▶ [Stated goal]: Below are records; count the lines in them that hold "Change" and give only the count.

▶ [Records]:
————————

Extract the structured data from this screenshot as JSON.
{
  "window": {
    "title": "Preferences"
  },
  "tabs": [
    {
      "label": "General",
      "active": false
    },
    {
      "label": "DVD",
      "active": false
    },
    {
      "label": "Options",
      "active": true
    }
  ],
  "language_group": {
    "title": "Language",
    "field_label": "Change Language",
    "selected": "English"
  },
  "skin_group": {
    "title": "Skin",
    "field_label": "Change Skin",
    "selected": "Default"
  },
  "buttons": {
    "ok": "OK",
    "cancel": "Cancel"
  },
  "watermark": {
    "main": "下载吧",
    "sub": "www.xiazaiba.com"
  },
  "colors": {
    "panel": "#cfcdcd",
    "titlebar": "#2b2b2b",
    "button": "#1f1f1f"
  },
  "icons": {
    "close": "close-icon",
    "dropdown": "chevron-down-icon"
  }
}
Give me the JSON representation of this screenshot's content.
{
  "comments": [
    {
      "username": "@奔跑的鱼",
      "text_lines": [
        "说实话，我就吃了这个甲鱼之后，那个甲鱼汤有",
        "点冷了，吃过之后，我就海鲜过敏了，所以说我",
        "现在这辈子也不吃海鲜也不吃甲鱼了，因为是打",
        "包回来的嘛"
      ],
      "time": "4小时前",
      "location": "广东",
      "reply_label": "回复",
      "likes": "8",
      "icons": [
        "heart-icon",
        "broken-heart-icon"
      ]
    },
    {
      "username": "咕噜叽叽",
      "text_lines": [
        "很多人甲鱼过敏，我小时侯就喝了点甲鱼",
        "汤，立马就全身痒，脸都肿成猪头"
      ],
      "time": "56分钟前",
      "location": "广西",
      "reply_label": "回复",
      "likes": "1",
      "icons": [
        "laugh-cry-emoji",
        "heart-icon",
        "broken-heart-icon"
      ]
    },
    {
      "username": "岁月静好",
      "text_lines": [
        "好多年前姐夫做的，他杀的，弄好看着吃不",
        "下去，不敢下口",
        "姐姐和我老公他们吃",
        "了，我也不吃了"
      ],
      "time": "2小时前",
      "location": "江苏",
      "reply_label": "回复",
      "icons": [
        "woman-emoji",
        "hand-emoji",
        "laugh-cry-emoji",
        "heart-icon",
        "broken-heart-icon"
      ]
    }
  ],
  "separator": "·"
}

————————

▶ [Answer to the exercise]: 2